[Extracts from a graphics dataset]
=-=-=
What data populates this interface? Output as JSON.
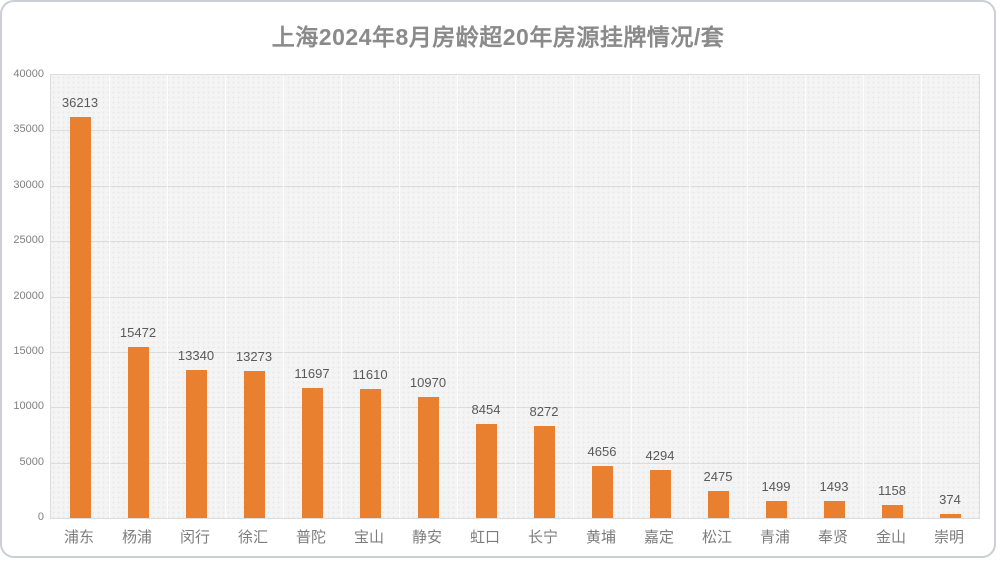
{
  "title": "上海2024年8月房龄超20年房源挂牌情况/套",
  "colors": {
    "bar": "#e8802f",
    "title_text": "#8a8a8a",
    "data_label_text": "#595959",
    "axis_label_text": "#7f7f7f",
    "plot_background": "#f4f4f5",
    "gridline_horizontal": "#dcdcdc",
    "gridline_vertical": "#fdfdfd",
    "frame_border": "#cbced3"
  },
  "chart_data": {
    "type": "bar",
    "title": "上海2024年8月房龄超20年房源挂牌情况/套",
    "categories": [
      "浦东",
      "杨浦",
      "闵行",
      "徐汇",
      "普陀",
      "宝山",
      "静安",
      "虹口",
      "长宁",
      "黄埔",
      "嘉定",
      "松江",
      "青浦",
      "奉贤",
      "金山",
      "崇明"
    ],
    "values": [
      36213,
      15472,
      13340,
      13273,
      11697,
      11610,
      10970,
      8454,
      8272,
      4656,
      4294,
      2475,
      1499,
      1493,
      1158,
      374
    ],
    "data_labels": true,
    "xlabel": "",
    "ylabel": "",
    "ylim": [
      0,
      40000
    ],
    "ytick_step": 5000,
    "yticks": [
      "0",
      "5000",
      "10000",
      "15000",
      "20000",
      "25000",
      "30000",
      "35000",
      "40000"
    ],
    "grid": true,
    "legend_position": "none"
  }
}
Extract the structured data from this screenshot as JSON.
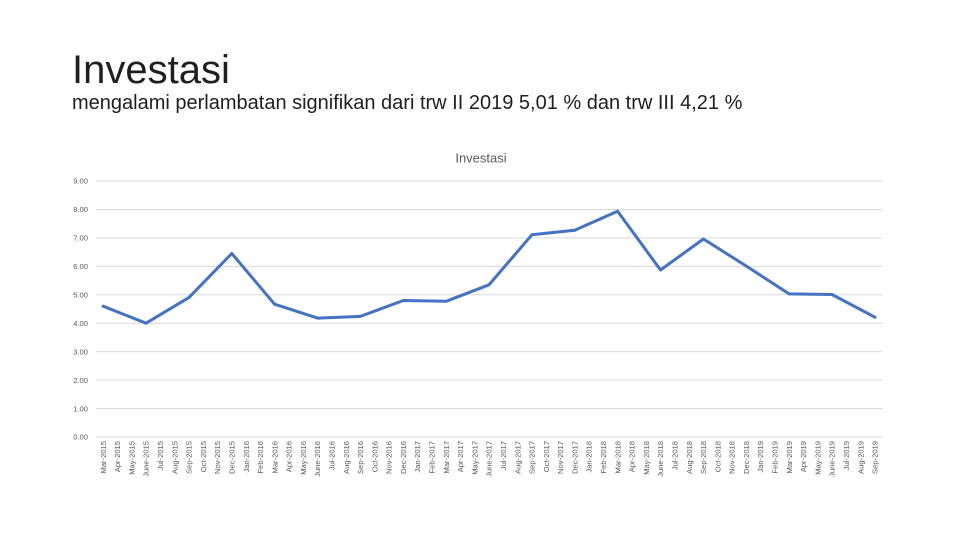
{
  "slide": {
    "title": "Investasi",
    "subtitle": "mengalami perlambatan signifikan dari trw II 2019 5,01 % dan trw III 4,21 %"
  },
  "colors": {
    "line": "#4472C4",
    "gridline": "#D9D9D9",
    "axis_text": "#595959"
  },
  "chart_data": {
    "type": "line",
    "title": "Investasi",
    "categories": [
      "Mar-2015",
      "Apr-2015",
      "May-2015",
      "June-2015",
      "Jul-2015",
      "Aug-2015",
      "Sep-2015",
      "Oct-2015",
      "Nov-2015",
      "Dec-2015",
      "Jan-2016",
      "Feb-2016",
      "Mar-2016",
      "Apr-2016",
      "May-2016",
      "June-2016",
      "Jul-2016",
      "Aug-2016",
      "Sep-2016",
      "Oct-2016",
      "Nov-2016",
      "Dec-2016",
      "Jan-2017",
      "Feb-2017",
      "Mar-2017",
      "Apr-2017",
      "May-2017",
      "June-2017",
      "Jul-2017",
      "Aug-2017",
      "Sep-2017",
      "Oct-2017",
      "Nov-2017",
      "Dec-2017",
      "Jan-2018",
      "Feb-2018",
      "Mar-2018",
      "Apr-2018",
      "May-2018",
      "June-2018",
      "Jul-2018",
      "Aug-2018",
      "Sep-2018",
      "Oct-2018",
      "Nov-2018",
      "Dec-2018",
      "Jan-2019",
      "Feb-2019",
      "Mar-2019",
      "Apr-2019",
      "May-2019",
      "June-2019",
      "Jul-2019",
      "Aug-2019",
      "Sep-2019"
    ],
    "series": [
      {
        "values": [
          4.6,
          null,
          null,
          4.0,
          null,
          null,
          4.9,
          null,
          null,
          6.45,
          null,
          null,
          4.67,
          null,
          null,
          4.18,
          null,
          null,
          4.24,
          null,
          null,
          4.8,
          null,
          null,
          4.77,
          null,
          null,
          5.35,
          null,
          null,
          7.11,
          null,
          null,
          7.27,
          null,
          null,
          7.94,
          null,
          null,
          5.87,
          null,
          null,
          6.96,
          null,
          null,
          6.01,
          null,
          null,
          5.03,
          null,
          null,
          5.01,
          null,
          null,
          4.21
        ]
      }
    ],
    "ylim": [
      0,
      9
    ],
    "ytick_labels": [
      "0.00",
      "1.00",
      "2.00",
      "3.00",
      "4.00",
      "5.00",
      "6.00",
      "7.00",
      "8.00",
      "9.00"
    ],
    "grid": true,
    "legend": "none"
  }
}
=-=-=
Problem details
Excluding the pictures, reproduce every entry exactly as given.

Written answer
What data populates this interface? Output as JSON.
{
  "title": "上海2024年8月房龄超20年房源挂牌情况/套",
  "colors": {
    "bar": "#e8802f",
    "title_text": "#8a8a8a",
    "data_label_text": "#595959",
    "axis_label_text": "#7f7f7f",
    "plot_background": "#f4f4f5",
    "gridline_horizontal": "#dcdcdc",
    "gridline_vertical": "#fdfdfd",
    "frame_border": "#cbced3"
  },
  "chart_data": {
    "type": "bar",
    "title": "上海2024年8月房龄超20年房源挂牌情况/套",
    "categories": [
      "浦东",
      "杨浦",
      "闵行",
      "徐汇",
      "普陀",
      "宝山",
      "静安",
      "虹口",
      "长宁",
      "黄埔",
      "嘉定",
      "松江",
      "青浦",
      "奉贤",
      "金山",
      "崇明"
    ],
    "values": [
      36213,
      15472,
      13340,
      13273,
      11697,
      11610,
      10970,
      8454,
      8272,
      4656,
      4294,
      2475,
      1499,
      1493,
      1158,
      374
    ],
    "data_labels": true,
    "xlabel": "",
    "ylabel": "",
    "ylim": [
      0,
      40000
    ],
    "ytick_step": 5000,
    "yticks": [
      "0",
      "5000",
      "10000",
      "15000",
      "20000",
      "25000",
      "30000",
      "35000",
      "40000"
    ],
    "grid": true,
    "legend_position": "none"
  }
}
Extract the structured data from this screenshot as JSON.
{
  "slide": {
    "title": "Investasi",
    "subtitle": "mengalami perlambatan signifikan dari trw II 2019 5,01 % dan trw III 4,21 %"
  },
  "colors": {
    "line": "#4472C4",
    "gridline": "#D9D9D9",
    "axis_text": "#595959"
  },
  "chart_data": {
    "type": "line",
    "title": "Investasi",
    "categories": [
      "Mar-2015",
      "Apr-2015",
      "May-2015",
      "June-2015",
      "Jul-2015",
      "Aug-2015",
      "Sep-2015",
      "Oct-2015",
      "Nov-2015",
      "Dec-2015",
      "Jan-2016",
      "Feb-2016",
      "Mar-2016",
      "Apr-2016",
      "May-2016",
      "June-2016",
      "Jul-2016",
      "Aug-2016",
      "Sep-2016",
      "Oct-2016",
      "Nov-2016",
      "Dec-2016",
      "Jan-2017",
      "Feb-2017",
      "Mar-2017",
      "Apr-2017",
      "May-2017",
      "June-2017",
      "Jul-2017",
      "Aug-2017",
      "Sep-2017",
      "Oct-2017",
      "Nov-2017",
      "Dec-2017",
      "Jan-2018",
      "Feb-2018",
      "Mar-2018",
      "Apr-2018",
      "May-2018",
      "June-2018",
      "Jul-2018",
      "Aug-2018",
      "Sep-2018",
      "Oct-2018",
      "Nov-2018",
      "Dec-2018",
      "Jan-2019",
      "Feb-2019",
      "Mar-2019",
      "Apr-2019",
      "May-2019",
      "June-2019",
      "Jul-2019",
      "Aug-2019",
      "Sep-2019"
    ],
    "series": [
      {
        "values": [
          4.6,
          null,
          null,
          4.0,
          null,
          null,
          4.9,
          null,
          null,
          6.45,
          null,
          null,
          4.67,
          null,
          null,
          4.18,
          null,
          null,
          4.24,
          null,
          null,
          4.8,
          null,
          null,
          4.77,
          null,
          null,
          5.35,
          null,
          null,
          7.11,
          null,
          null,
          7.27,
          null,
          null,
          7.94,
          null,
          null,
          5.87,
          null,
          null,
          6.96,
          null,
          null,
          6.01,
          null,
          null,
          5.03,
          null,
          null,
          5.01,
          null,
          null,
          4.21
        ]
      }
    ],
    "ylim": [
      0,
      9
    ],
    "ytick_labels": [
      "0.00",
      "1.00",
      "2.00",
      "3.00",
      "4.00",
      "5.00",
      "6.00",
      "7.00",
      "8.00",
      "9.00"
    ],
    "grid": true,
    "legend": "none"
  }
}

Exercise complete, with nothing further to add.